*Il tuo obiettivo:*
Secondo il testo fornito, chi si è opposto con forza al tentativo obbligatorio di conciliazione previsto dal D.Lgs. 28/2010?

___ Testo fornito ___

Claudio Silvis
Il recente assoggettamento,
previsto dall’art. 5 del D.Lgs.28/2010, al previo
esperimento obbligatorio di un tentativo di
conciliazione stragiudiziale di molte ed importanti
tipologie di controversie civilistiche ha incontrato la
spietata opposizione della classe forense .
A questa si deve un’impressionante
raffica di iniziative ed azioni mirate a colpire
l’istituto sul nascere: comunicati stampa degli
organismi di rappresentanza dell’avvocatura, assemblee
di concertazione delle strategie di attacco, astensioni
organizzate dalle aule giudiziarie, appelli di
sensibilizzazione dell’opinione pubblica, richieste di
incontri col Guardasigilli.
Ma il vero attacco frontale alla
media-conciliazione obbligatoria è stato sferrato a
pochi giorni dall’entrata in vigore del decreto
legislativo che ne contiene la previsione, il cui art. 5
è divenuto bersaglio di plurime iniziative di
deferimento al Giudice delle legge, in relazione a
svariati profili d’incostituzionalità ravvisati a suo
carico.

___ Dati forniti ___

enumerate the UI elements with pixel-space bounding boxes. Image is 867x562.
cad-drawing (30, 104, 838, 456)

___
___ Dati forniti ___

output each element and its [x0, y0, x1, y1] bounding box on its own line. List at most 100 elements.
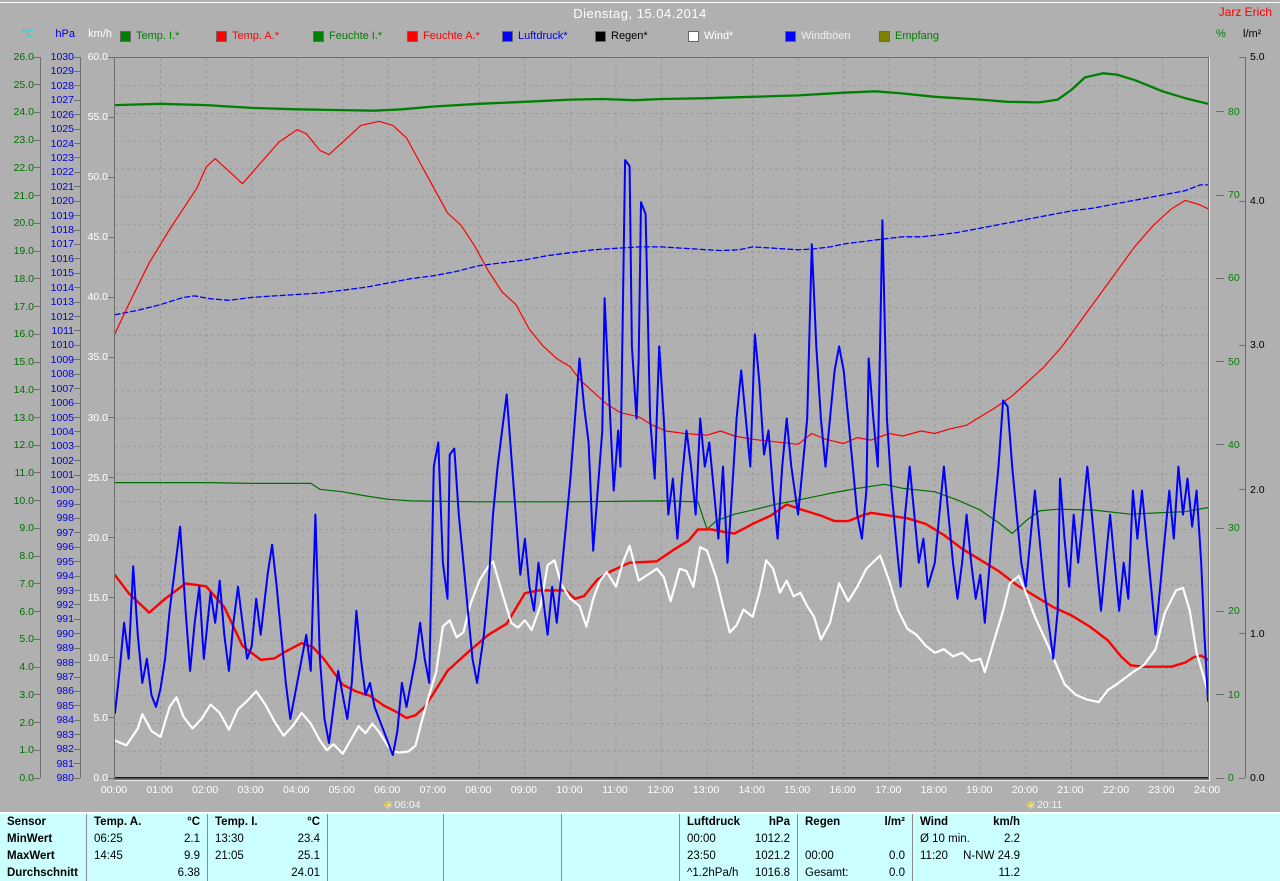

___

*Risultato dell'esercizio:*
Vi si è opposta la classe forense.